Aim of the task.
Copy the records below exactly as they appear.

#### Records for the task

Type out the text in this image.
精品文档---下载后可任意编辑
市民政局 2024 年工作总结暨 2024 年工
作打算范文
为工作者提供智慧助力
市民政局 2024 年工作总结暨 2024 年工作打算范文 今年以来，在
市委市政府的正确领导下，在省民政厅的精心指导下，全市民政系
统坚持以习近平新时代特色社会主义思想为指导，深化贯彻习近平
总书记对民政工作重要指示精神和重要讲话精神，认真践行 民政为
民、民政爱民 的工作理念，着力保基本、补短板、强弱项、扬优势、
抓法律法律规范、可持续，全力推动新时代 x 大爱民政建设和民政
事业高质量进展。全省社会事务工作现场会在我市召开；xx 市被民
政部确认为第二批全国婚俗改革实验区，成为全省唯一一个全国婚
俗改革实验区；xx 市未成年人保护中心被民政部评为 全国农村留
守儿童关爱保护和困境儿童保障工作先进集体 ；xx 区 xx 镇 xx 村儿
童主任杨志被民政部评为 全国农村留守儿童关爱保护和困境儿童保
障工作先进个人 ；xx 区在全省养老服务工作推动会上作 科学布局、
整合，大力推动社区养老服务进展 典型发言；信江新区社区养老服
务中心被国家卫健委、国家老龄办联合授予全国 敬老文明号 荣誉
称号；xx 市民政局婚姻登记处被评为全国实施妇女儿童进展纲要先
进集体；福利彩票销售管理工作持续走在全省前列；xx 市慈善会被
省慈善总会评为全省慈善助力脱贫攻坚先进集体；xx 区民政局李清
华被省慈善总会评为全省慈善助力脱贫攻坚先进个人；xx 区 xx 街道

########

Full output.
Type out the text in this image.
精品文档---下载后可任意编辑
市民政局 2024 年工作总结暨 2024 年工
作打算范文
为工作者提供智慧助力
市民政局 2024 年工作总结暨 2024 年工作打算范文 今年以来，在
市委市政府的正确领导下，在省民政厅的精心指导下，全市民政系
统坚持以习近平新时代特色社会主义思想为指导，深化贯彻习近平
总书记对民政工作重要指示精神和重要讲话精神，认真践行 民政为
民、民政爱民 的工作理念，着力保基本、补短板、强弱项、扬优势、
抓法律法律规范、可持续，全力推动新时代 x 大爱民政建设和民政
事业高质量进展。全省社会事务工作现场会在我市召开；xx 市被民
政部确认为第二批全国婚俗改革实验区，成为全省唯一一个全国婚
俗改革实验区；xx 市未成年人保护中心被民政部评为 全国农村留
守儿童关爱保护和困境儿童保障工作先进集体 ；xx 区 xx 镇 xx 村儿
童主任杨志被民政部评为 全国农村留守儿童关爱保护和困境儿童保
障工作先进个人 ；xx 区在全省养老服务工作推动会上作 科学布局、
整合，大力推动社区养老服务进展 典型发言；信江新区社区养老服
务中心被国家卫健委、国家老龄办联合授予全国 敬老文明号 荣誉
称号；xx 市民政局婚姻登记处被评为全国实施妇女儿童进展纲要先
进集体；福利彩票销售管理工作持续走在全省前列；xx 市慈善会被
省慈善总会评为全省慈善助力脱贫攻坚先进集体；xx 区民政局李清
华被省慈善总会评为全省慈善助力脱贫攻坚先进个人；xx 区 xx 街道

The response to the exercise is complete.